Excerpt to read -
┏━━
Johanna Elisabeth Repelius, known as Betsy (31 January 1848 in Amsterdam - 23 January 1921 in Amsterdam) was a Dutch painter and watercolorist who specialized in simple, one-figure, genre scenes.

== Biography ==
She was the youngest of eight children born to a wealthy merchant family, engaged primarily in the cheese trade. Against her father's wishes, she decided to become an artist and took her first lessons from the history painter Petrus Franciscus Greive. Later, she studied with Karel Frans Philippeau, who was known for his popular genre scenes. From 1873 to 1876, she was enrolled at the Rijksakademie, where her primary instructor was August Allebé. She also studied watercolor painting with Nicolaas van der Waay, who also became close friend. In 1875, she became a member of Arti et Amicitiae and, after 1878, was a regular participant in their exhibitions.

In 1889, thanks to her inherited wealth, she was able to build a home designed by the prominent architect, Joseph Cuypers. It had a studio in the attic that might be described as an early loft and the family coat-of-arms was incorporated into the façade with tile panels. Later, she hired Piet Mondriaan, then a young, aspiring artist, to paint allegorical scenes and putti on the ceiling. She would often invite people in off the street to pose for her. It is notable that, in most of her works, the figures are looking down or off to the side.
┗━━
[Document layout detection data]
┏━━
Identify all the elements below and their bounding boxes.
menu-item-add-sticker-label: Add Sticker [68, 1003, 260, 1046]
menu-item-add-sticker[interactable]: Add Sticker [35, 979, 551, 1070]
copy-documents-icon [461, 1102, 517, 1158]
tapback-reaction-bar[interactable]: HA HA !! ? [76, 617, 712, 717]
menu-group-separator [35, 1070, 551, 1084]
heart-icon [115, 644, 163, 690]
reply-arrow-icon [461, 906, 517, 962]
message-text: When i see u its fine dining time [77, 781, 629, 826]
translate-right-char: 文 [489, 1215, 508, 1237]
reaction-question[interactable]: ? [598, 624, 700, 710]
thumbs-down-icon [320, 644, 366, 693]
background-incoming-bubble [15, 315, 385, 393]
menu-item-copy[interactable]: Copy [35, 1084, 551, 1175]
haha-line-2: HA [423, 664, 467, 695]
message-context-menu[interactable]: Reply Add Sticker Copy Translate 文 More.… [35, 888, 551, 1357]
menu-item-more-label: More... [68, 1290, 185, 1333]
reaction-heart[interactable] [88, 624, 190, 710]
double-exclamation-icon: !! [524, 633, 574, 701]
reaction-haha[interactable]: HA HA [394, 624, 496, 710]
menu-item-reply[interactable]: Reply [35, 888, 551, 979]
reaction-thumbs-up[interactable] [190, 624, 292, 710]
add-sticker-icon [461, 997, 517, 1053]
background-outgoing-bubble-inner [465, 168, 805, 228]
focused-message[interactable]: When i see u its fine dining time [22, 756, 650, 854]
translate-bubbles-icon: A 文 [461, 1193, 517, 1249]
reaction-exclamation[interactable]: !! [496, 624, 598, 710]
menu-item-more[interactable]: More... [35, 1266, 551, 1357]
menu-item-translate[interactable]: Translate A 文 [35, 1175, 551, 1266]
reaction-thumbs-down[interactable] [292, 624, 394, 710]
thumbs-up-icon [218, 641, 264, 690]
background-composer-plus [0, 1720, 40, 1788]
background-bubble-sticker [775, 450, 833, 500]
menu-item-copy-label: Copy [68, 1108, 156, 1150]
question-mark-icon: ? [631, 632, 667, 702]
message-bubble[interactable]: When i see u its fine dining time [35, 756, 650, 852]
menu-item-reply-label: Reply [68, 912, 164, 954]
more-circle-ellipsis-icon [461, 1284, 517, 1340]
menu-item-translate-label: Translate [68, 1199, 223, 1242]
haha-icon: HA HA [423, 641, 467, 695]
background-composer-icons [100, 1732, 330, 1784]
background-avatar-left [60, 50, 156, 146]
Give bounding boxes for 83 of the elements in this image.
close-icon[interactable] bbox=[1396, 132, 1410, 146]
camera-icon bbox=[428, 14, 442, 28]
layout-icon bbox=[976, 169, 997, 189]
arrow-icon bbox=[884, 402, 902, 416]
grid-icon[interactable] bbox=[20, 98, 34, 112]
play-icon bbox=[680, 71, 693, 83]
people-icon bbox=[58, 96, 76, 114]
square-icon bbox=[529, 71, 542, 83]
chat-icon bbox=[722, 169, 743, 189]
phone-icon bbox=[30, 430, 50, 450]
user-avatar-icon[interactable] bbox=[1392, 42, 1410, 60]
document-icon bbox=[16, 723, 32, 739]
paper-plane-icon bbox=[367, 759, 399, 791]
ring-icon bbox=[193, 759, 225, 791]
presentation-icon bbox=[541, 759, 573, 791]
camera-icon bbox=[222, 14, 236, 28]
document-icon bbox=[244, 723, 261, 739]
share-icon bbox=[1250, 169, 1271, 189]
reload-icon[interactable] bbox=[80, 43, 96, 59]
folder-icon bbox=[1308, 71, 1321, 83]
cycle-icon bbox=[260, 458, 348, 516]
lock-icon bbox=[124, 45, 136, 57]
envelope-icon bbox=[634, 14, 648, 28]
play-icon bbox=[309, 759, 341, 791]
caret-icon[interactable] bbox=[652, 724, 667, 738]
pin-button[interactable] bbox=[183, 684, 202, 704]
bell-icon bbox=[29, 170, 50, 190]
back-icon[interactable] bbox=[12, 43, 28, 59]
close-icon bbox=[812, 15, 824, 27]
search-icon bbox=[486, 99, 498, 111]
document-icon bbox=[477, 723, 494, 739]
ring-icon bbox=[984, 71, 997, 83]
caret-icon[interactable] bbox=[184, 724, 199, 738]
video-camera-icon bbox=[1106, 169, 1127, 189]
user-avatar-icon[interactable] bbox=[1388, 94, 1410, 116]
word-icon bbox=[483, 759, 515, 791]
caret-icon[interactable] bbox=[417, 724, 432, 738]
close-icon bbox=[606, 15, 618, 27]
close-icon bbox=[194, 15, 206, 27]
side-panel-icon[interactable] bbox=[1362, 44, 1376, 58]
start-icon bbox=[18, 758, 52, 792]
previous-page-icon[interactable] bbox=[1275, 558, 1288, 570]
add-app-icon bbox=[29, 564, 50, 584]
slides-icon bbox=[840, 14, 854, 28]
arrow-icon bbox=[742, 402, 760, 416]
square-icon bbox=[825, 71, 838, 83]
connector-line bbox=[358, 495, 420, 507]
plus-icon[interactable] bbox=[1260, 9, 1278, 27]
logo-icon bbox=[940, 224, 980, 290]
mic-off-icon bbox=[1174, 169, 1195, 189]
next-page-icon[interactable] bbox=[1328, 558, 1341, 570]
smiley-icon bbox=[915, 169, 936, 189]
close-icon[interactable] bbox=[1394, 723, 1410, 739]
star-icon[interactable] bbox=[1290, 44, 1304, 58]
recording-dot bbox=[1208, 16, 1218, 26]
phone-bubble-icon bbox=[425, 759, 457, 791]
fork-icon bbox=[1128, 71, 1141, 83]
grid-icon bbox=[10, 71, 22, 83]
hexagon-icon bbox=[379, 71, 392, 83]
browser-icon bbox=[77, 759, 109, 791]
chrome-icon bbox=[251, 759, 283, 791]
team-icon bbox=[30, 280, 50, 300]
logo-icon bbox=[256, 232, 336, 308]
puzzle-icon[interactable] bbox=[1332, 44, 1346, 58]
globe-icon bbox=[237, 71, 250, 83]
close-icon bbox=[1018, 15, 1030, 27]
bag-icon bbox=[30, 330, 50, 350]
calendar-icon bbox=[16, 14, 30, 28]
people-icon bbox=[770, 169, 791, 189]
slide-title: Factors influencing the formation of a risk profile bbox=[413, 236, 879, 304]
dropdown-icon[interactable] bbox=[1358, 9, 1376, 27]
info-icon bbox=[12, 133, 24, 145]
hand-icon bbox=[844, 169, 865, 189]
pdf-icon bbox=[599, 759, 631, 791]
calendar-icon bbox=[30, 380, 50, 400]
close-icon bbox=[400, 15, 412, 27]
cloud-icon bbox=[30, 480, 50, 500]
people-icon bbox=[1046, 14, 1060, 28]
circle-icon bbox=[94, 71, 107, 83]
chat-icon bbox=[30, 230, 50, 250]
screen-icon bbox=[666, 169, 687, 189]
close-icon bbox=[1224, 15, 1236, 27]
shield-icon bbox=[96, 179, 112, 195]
┗━━
Problem set -
1. Summarize the excerpt about Betsy Repelius in two sentences.
2. In the excerpt about Betsy Repelius, who was her primary instructor at the Rijksakademie?

Answer section -
1. Betsy Repelius was a Dutch painter and watercolorist from a wealthy Amsterdam merchant family who specialized in simple one-figure genre scenes, and against her father's wishes she trained with several teachers, including at the Rijksakademie under August Allebé. In 1889 her inherited wealth let her build a home designed by Joseph Cuypers with an attic studio, where she later hired Piet Mondriaan to paint the ceiling and often invited people in off the street to pose for her.

2. August Allebé